>> Start Provided material

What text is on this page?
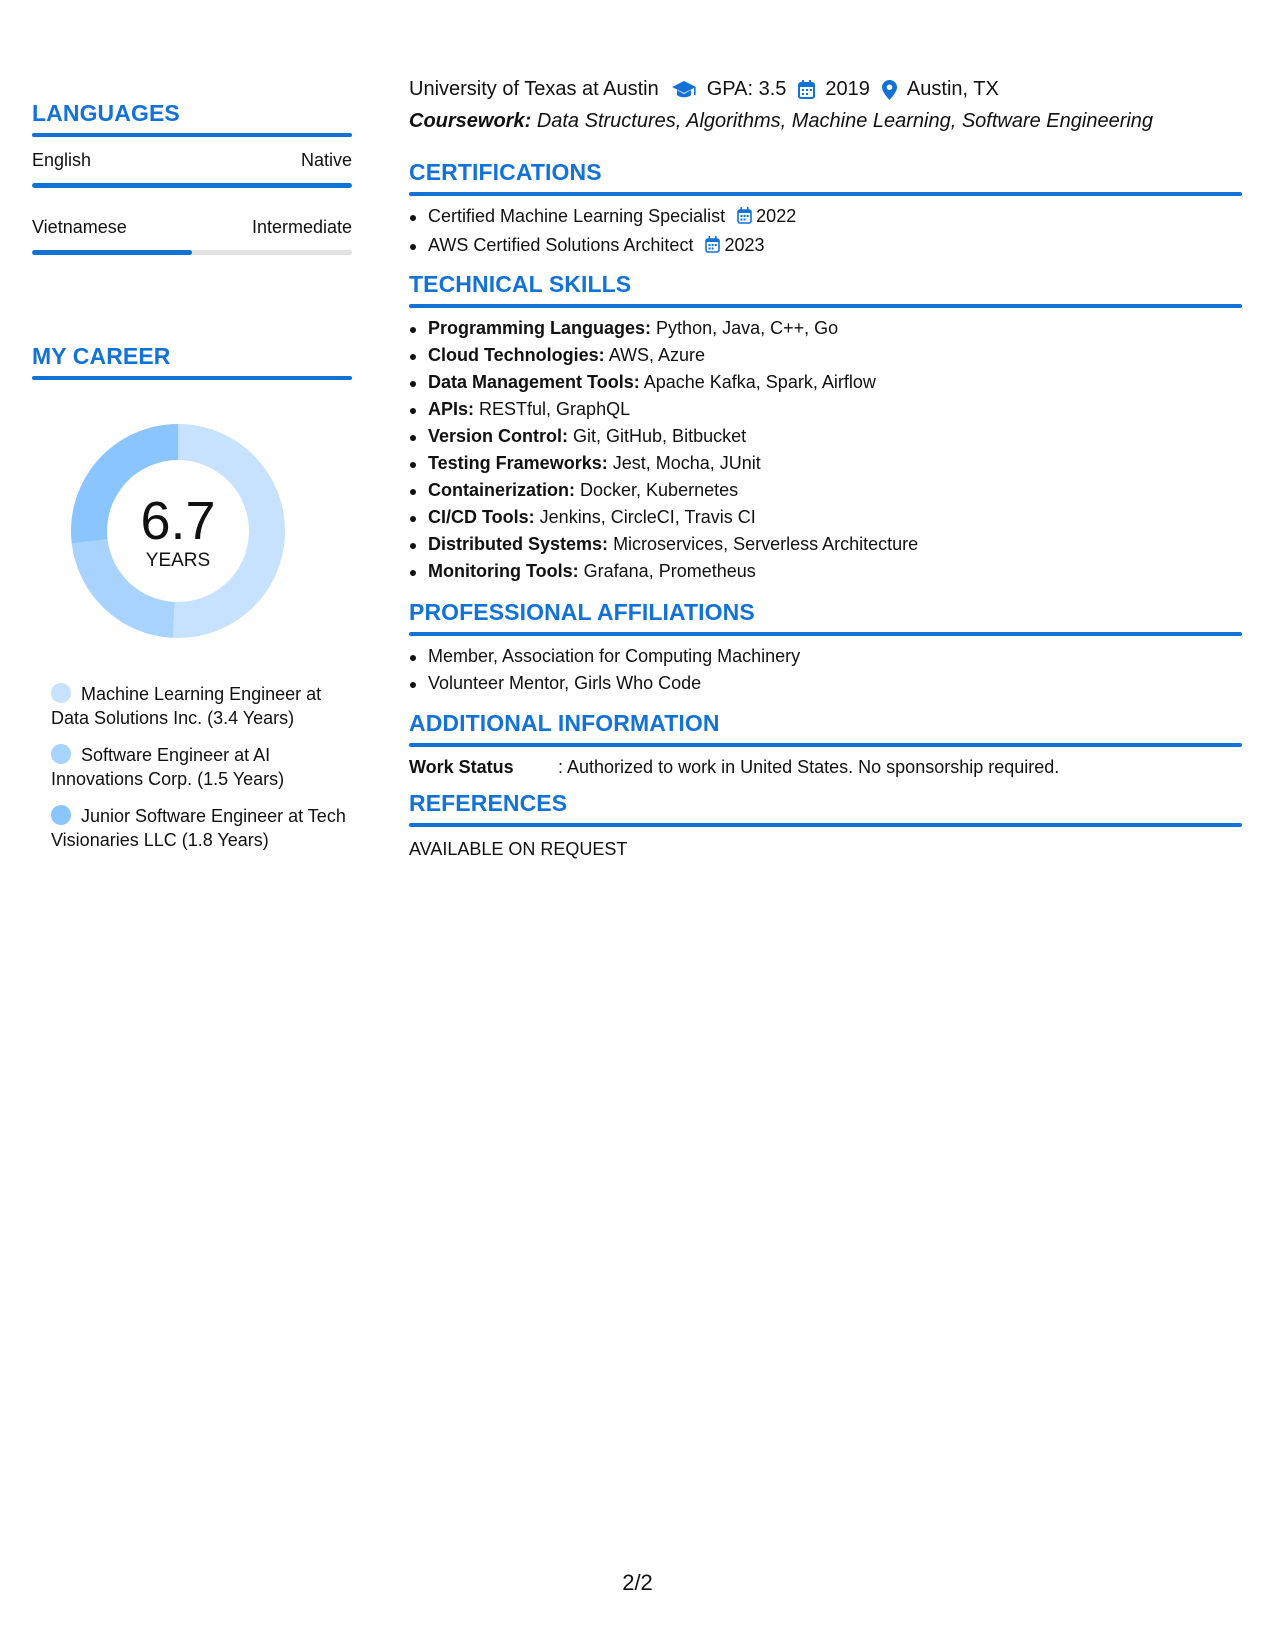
LANGUAGES
English	Native
Vietnamese	Intermediate
MY CAREER
6.7
YEARS
Machine Learning Engineer at Data Solutions Inc. (3.4 Years)
Software Engineer at AI Innovations Corp. (1.5 Years)
Junior Software Engineer at Tech Visionaries LLC (1.8 Years)
University of Texas at Austin GPA: 3.5 2019 Austin, TX
Coursework: Data Structures, Algorithms, Machine Learning, Software Engineering
CERTIFICATIONS
Certified Machine Learning Specialist 2022
AWS Certified Solutions Architect 2023
TECHNICAL SKILLS
Programming Languages: Python, Java, C++, Go
Cloud Technologies: AWS, Azure
Data Management Tools: Apache Kafka, Spark, Airflow
APIs: RESTful, GraphQL
Version Control: Git, GitHub, Bitbucket
Testing Frameworks: Jest, Mocha, JUnit
Containerization: Docker, Kubernetes
CI/CD Tools: Jenkins, CircleCI, Travis CI
Distributed Systems: Microservices, Serverless Architecture
Monitoring Tools: Grafana, Prometheus
PROFESSIONAL AFFILIATIONS
Member, Association for Computing Machinery
Volunteer Mentor, Girls Who Code
ADDITIONAL INFORMATION
Work Status : Authorized to work in United States. No sponsorship required.
REFERENCES
AVAILABLE ON REQUEST
2/2
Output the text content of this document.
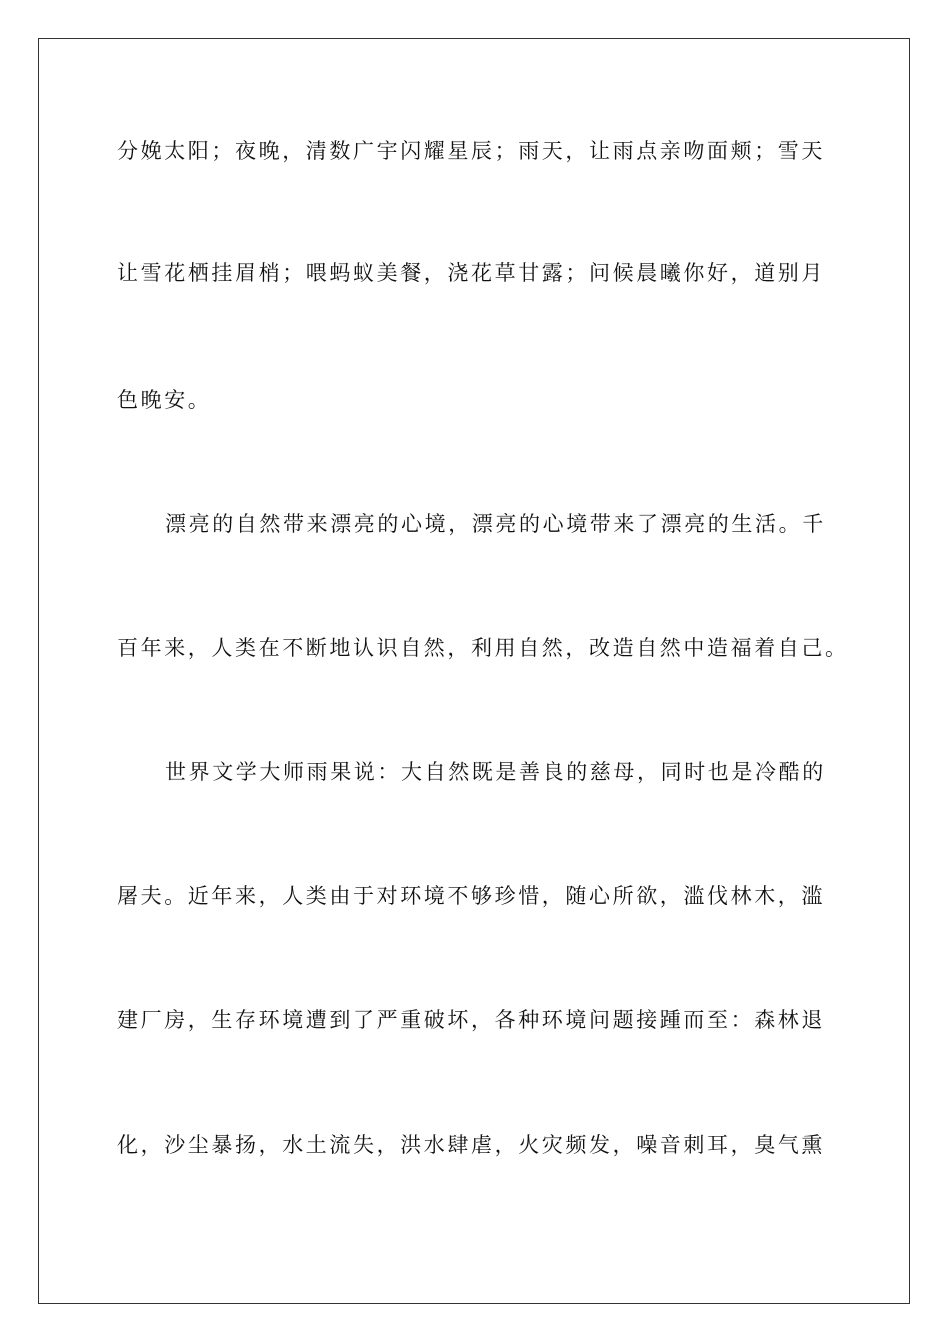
分娩太阳；夜晚，清数广宇闪耀星辰；雨天，让雨点亲吻面颊；雪天
让雪花栖挂眉梢；喂蚂蚁美餐，浇花草甘露；问候晨曦你好，道别月
色晚安。
漂亮的自然带来漂亮的心境，漂亮的心境带来了漂亮的生活。千
百年来，人类在不断地认识自然，利用自然，改造自然中造福着自己。
世界文学大师雨果说：大自然既是善良的慈母，同时也是冷酷的
屠夫。近年来，人类由于对环境不够珍惜，随心所欲，滥伐林木，滥
建厂房，生存环境遭到了严重破坏，各种环境问题接踵而至：森林退
化，沙尘暴扬，水土流失，洪水肆虐，火灾频发，噪音刺耳，臭气熏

>> End Provided material

### Task objective
Look for the word "Software" and return every line where it occurs.

### Output of the exercise
Software Engineer at AI Innovations Corp. (1.5 Years)
Junior Software Engineer at Tech Visionaries LLC (1.8 Years)
Coursework: Data Structures, Algorithms, Machine Learning, Software Engineering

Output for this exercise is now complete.